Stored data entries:
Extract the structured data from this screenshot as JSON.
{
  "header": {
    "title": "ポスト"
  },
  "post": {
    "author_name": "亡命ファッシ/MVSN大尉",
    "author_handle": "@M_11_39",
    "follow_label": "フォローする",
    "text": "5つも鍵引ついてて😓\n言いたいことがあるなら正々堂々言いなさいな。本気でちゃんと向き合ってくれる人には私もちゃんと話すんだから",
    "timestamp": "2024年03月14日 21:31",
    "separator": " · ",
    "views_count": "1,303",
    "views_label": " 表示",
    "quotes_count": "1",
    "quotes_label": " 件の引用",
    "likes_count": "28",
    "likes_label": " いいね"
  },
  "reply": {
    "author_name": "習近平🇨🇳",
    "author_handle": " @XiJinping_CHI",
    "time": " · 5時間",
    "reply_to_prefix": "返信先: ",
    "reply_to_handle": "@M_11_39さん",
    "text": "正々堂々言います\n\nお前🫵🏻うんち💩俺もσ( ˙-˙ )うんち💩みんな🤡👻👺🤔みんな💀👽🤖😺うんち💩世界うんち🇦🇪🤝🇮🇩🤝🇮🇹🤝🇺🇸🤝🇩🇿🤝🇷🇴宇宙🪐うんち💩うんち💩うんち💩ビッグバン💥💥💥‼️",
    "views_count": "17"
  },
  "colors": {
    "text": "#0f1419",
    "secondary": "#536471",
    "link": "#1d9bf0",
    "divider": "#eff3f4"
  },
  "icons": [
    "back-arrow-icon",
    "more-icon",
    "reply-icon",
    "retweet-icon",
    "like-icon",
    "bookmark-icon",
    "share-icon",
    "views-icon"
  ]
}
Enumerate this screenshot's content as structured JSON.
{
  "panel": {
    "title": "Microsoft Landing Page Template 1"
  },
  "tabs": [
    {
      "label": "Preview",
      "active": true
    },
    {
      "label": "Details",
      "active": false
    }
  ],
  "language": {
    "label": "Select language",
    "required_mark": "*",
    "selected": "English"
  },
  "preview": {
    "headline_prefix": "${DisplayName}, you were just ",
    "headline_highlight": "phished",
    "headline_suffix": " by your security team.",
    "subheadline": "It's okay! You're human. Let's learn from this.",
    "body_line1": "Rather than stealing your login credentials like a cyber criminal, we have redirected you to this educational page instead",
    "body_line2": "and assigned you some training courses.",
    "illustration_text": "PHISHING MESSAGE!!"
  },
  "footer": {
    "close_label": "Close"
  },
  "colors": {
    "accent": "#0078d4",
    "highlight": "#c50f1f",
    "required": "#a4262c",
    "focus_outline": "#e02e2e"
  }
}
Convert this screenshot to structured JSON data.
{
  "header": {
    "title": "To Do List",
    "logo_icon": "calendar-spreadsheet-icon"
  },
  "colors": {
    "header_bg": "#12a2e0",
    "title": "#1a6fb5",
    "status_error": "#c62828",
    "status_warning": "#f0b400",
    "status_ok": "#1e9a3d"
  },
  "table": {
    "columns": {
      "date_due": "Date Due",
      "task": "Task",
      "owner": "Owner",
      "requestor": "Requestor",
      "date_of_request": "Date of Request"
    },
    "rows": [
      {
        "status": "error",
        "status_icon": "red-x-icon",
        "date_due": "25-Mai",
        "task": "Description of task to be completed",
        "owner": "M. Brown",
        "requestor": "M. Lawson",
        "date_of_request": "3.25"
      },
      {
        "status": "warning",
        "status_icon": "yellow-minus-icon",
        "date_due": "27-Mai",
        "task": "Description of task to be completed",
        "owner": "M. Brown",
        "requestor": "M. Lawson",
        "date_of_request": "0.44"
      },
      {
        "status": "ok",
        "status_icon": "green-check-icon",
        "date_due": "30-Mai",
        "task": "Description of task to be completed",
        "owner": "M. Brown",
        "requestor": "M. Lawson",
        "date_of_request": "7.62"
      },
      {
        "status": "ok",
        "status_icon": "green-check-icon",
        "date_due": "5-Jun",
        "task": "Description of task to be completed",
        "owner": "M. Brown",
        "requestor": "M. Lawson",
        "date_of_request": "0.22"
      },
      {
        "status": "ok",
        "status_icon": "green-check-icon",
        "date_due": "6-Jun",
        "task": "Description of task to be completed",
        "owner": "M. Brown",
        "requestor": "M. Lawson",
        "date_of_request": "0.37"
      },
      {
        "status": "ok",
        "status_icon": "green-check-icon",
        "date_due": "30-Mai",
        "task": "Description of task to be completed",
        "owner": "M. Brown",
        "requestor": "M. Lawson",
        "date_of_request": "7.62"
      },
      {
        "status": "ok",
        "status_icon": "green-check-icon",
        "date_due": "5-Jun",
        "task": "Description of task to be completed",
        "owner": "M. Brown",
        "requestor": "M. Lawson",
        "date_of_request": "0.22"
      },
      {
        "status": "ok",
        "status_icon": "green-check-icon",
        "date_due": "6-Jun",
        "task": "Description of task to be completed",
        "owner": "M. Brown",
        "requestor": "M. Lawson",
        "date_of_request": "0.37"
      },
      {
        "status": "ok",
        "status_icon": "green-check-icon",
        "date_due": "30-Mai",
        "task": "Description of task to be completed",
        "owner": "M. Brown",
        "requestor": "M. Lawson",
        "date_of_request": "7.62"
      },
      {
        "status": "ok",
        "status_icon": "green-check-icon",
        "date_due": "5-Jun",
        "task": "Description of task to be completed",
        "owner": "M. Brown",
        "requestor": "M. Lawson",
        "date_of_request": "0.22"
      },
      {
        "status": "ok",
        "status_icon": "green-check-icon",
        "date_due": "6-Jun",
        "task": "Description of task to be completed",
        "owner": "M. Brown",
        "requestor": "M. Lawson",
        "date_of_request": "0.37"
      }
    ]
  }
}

• SHORT TASK:
Restate every entry word for word.

• SOLUTION TO THE PROBLEM:
Extract the structured data from this screenshot as JSON.
{
  "header": {
    "title": "ポスト"
  },
  "post": {
    "author_name": "亡命ファッシ/MVSN大尉",
    "author_handle": "@M_11_39",
    "follow_label": "フォローする",
    "text": "5つも鍵引ついてて😓\n言いたいことがあるなら正々堂々言いなさいな。本気でちゃんと向き合ってくれる人には私もちゃんと話すんだから",
    "timestamp": "2024年03月14日 21:31",
    "separator": " · ",
    "views_count": "1,303",
    "views_label": " 表示",
    "quotes_count": "1",
    "quotes_label": " 件の引用",
    "likes_count": "28",
    "likes_label": " いいね"
  },
  "reply": {
    "author_name": "習近平🇨🇳",
    "author_handle": " @XiJinping_CHI",
    "time": " · 5時間",
    "reply_to_prefix": "返信先: ",
    "reply_to_handle": "@M_11_39さん",
    "text": "正々堂々言います\n\nお前🫵🏻うんち💩俺もσ( ˙-˙ )うんち💩みんな🤡👻👺🤔みんな💀👽🤖😺うんち💩世界うんち🇦🇪🤝🇮🇩🤝🇮🇹🤝🇺🇸🤝🇩🇿🤝🇷🇴宇宙🪐うんち💩うんち💩うんち💩ビッグバン💥💥💥‼️",
    "views_count": "17"
  },
  "colors": {
    "text": "#0f1419",
    "secondary": "#536471",
    "link": "#1d9bf0",
    "divider": "#eff3f4"
  },
  "icons": [
    "back-arrow-icon",
    "more-icon",
    "reply-icon",
    "retweet-icon",
    "like-icon",
    "bookmark-icon",
    "share-icon",
    "views-icon"
  ]
}
Enumerate this screenshot's content as structured JSON.
{
  "panel": {
    "title": "Microsoft Landing Page Template 1"
  },
  "tabs": [
    {
      "label": "Preview",
      "active": true
    },
    {
      "label": "Details",
      "active": false
    }
  ],
  "language": {
    "label": "Select language",
    "required_mark": "*",
    "selected": "English"
  },
  "preview": {
    "headline_prefix": "${DisplayName}, you were just ",
    "headline_highlight": "phished",
    "headline_suffix": " by your security team.",
    "subheadline": "It's okay! You're human. Let's learn from this.",
    "body_line1": "Rather than stealing your login credentials like a cyber criminal, we have redirected you to this educational page instead",
    "body_line2": "and assigned you some training courses.",
    "illustration_text": "PHISHING MESSAGE!!"
  },
  "footer": {
    "close_label": "Close"
  },
  "colors": {
    "accent": "#0078d4",
    "highlight": "#c50f1f",
    "required": "#a4262c",
    "focus_outline": "#e02e2e"
  }
}
Convert this screenshot to structured JSON data.
{
  "header": {
    "title": "To Do List",
    "logo_icon": "calendar-spreadsheet-icon"
  },
  "colors": {
    "header_bg": "#12a2e0",
    "title": "#1a6fb5",
    "status_error": "#c62828",
    "status_warning": "#f0b400",
    "status_ok": "#1e9a3d"
  },
  "table": {
    "columns": {
      "date_due": "Date Due",
      "task": "Task",
      "owner": "Owner",
      "requestor": "Requestor",
      "date_of_request": "Date of Request"
    },
    "rows": [
      {
        "status": "error",
        "status_icon": "red-x-icon",
        "date_due": "25-Mai",
        "task": "Description of task to be completed",
        "owner": "M. Brown",
        "requestor": "M. Lawson",
        "date_of_request": "3.25"
      },
      {
        "status": "warning",
        "status_icon": "yellow-minus-icon",
        "date_due": "27-Mai",
        "task": "Description of task to be completed",
        "owner": "M. Brown",
        "requestor": "M. Lawson",
        "date_of_request": "0.44"
      },
      {
        "status": "ok",
        "status_icon": "green-check-icon",
        "date_due": "30-Mai",
        "task": "Description of task to be completed",
        "owner": "M. Brown",
        "requestor": "M. Lawson",
        "date_of_request": "7.62"
      },
      {
        "status": "ok",
        "status_icon": "green-check-icon",
        "date_due": "5-Jun",
        "task": "Description of task to be completed",
        "owner": "M. Brown",
        "requestor": "M. Lawson",
        "date_of_request": "0.22"
      },
      {
        "status": "ok",
        "status_icon": "green-check-icon",
        "date_due": "6-Jun",
        "task": "Description of task to be completed",
        "owner": "M. Brown",
        "requestor": "M. Lawson",
        "date_of_request": "0.37"
      },
      {
        "status": "ok",
        "status_icon": "green-check-icon",
        "date_due": "30-Mai",
        "task": "Description of task to be completed",
        "owner": "M. Brown",
        "requestor": "M. Lawson",
        "date_of_request": "7.62"
      },
      {
        "status": "ok",
        "status_icon": "green-check-icon",
        "date_due": "5-Jun",
        "task": "Description of task to be completed",
        "owner": "M. Brown",
        "requestor": "M. Lawson",
        "date_of_request": "0.22"
      },
      {
        "status": "ok",
        "status_icon": "green-check-icon",
        "date_due": "6-Jun",
        "task": "Description of task to be completed",
        "owner": "M. Brown",
        "requestor": "M. Lawson",
        "date_of_request": "0.37"
      },
      {
        "status": "ok",
        "status_icon": "green-check-icon",
        "date_due": "30-Mai",
        "task": "Description of task to be completed",
        "owner": "M. Brown",
        "requestor": "M. Lawson",
        "date_of_request": "7.62"
      },
      {
        "status": "ok",
        "status_icon": "green-check-icon",
        "date_due": "5-Jun",
        "task": "Description of task to be completed",
        "owner": "M. Brown",
        "requestor": "M. Lawson",
        "date_of_request": "0.22"
      },
      {
        "status": "ok",
        "status_icon": "green-check-icon",
        "date_due": "6-Jun",
        "task": "Description of task to be completed",
        "owner": "M. Brown",
        "requestor": "M. Lawson",
        "date_of_request": "0.37"
      }
    ]
  }
}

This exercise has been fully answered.